● **Requirement**: Reproduce the listing exactly and skip over any pictures.
#####
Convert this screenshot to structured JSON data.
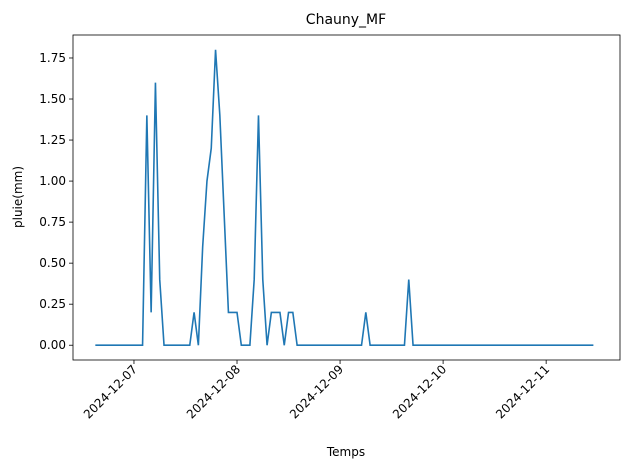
{
  "chart_data": {
    "type": "line",
    "title": "Chauny_MF",
    "xlabel": "Temps",
    "ylabel": "pluie(mm)",
    "x": [
      -9,
      2,
      3,
      4,
      5,
      6,
      7,
      13,
      14,
      15,
      16,
      17,
      18,
      19,
      20,
      21,
      22,
      23,
      24,
      25,
      27,
      28,
      29,
      30,
      31,
      32,
      34,
      35,
      36,
      37,
      38,
      53,
      54,
      55,
      63,
      64,
      65,
      107
    ],
    "series": [
      {
        "name": "pluie",
        "color": "#1f77b4",
        "values": [
          0,
          0,
          1.4,
          0.2,
          1.6,
          0.4,
          0,
          0,
          0.2,
          0,
          0.6,
          1.0,
          1.2,
          1.8,
          1.4,
          0.8,
          0.2,
          0.2,
          0.2,
          0,
          0,
          0.4,
          1.4,
          0.4,
          0,
          0.2,
          0.2,
          0,
          0.2,
          0.2,
          0,
          0,
          0.2,
          0,
          0,
          0.4,
          0,
          0
        ]
      }
    ],
    "xlim": [
      -14.2,
      113.2
    ],
    "xticks": [
      {
        "value": 0,
        "label": "2024-12-07"
      },
      {
        "value": 24,
        "label": "2024-12-08"
      },
      {
        "value": 48,
        "label": "2024-12-09"
      },
      {
        "value": 72,
        "label": "2024-12-10"
      },
      {
        "value": 96,
        "label": "2024-12-11"
      }
    ],
    "ylim": [
      -0.09,
      1.89
    ],
    "yticks": [
      {
        "value": 0,
        "label": "0.00"
      },
      {
        "value": 0.25,
        "label": "0.25"
      },
      {
        "value": 0.5,
        "label": "0.50"
      },
      {
        "value": 0.75,
        "label": "0.75"
      },
      {
        "value": 1.0,
        "label": "1.00"
      },
      {
        "value": 1.25,
        "label": "1.25"
      },
      {
        "value": 1.5,
        "label": "1.50"
      },
      {
        "value": 1.75,
        "label": "1.75"
      }
    ],
    "grid": false
  }
}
#####
● **Exercise response**:
Convert this screenshot to structured JSON data.
{
  "chart_data": {
    "type": "line",
    "title": "Chauny_MF",
    "xlabel": "Temps",
    "ylabel": "pluie(mm)",
    "x": [
      -9,
      2,
      3,
      4,
      5,
      6,
      7,
      13,
      14,
      15,
      16,
      17,
      18,
      19,
      20,
      21,
      22,
      23,
      24,
      25,
      27,
      28,
      29,
      30,
      31,
      32,
      34,
      35,
      36,
      37,
      38,
      53,
      54,
      55,
      63,
      64,
      65,
      107
    ],
    "series": [
      {
        "name": "pluie",
        "color": "#1f77b4",
        "values": [
          0,
          0,
          1.4,
          0.2,
          1.6,
          0.4,
          0,
          0,
          0.2,
          0,
          0.6,
          1.0,
          1.2,
          1.8,
          1.4,
          0.8,
          0.2,
          0.2,
          0.2,
          0,
          0,
          0.4,
          1.4,
          0.4,
          0,
          0.2,
          0.2,
          0,
          0.2,
          0.2,
          0,
          0,
          0.2,
          0,
          0,
          0.4,
          0,
          0
        ]
      }
    ],
    "xlim": [
      -14.2,
      113.2
    ],
    "xticks": [
      {
        "value": 0,
        "label": "2024-12-07"
      },
      {
        "value": 24,
        "label": "2024-12-08"
      },
      {
        "value": 48,
        "label": "2024-12-09"
      },
      {
        "value": 72,
        "label": "2024-12-10"
      },
      {
        "value": 96,
        "label": "2024-12-11"
      }
    ],
    "ylim": [
      -0.09,
      1.89
    ],
    "yticks": [
      {
        "value": 0,
        "label": "0.00"
      },
      {
        "value": 0.25,
        "label": "0.25"
      },
      {
        "value": 0.5,
        "label": "0.50"
      },
      {
        "value": 0.75,
        "label": "0.75"
      },
      {
        "value": 1.0,
        "label": "1.00"
      },
      {
        "value": 1.25,
        "label": "1.25"
      },
      {
        "value": 1.5,
        "label": "1.50"
      },
      {
        "value": 1.75,
        "label": "1.75"
      }
    ],
    "grid": false
  }
}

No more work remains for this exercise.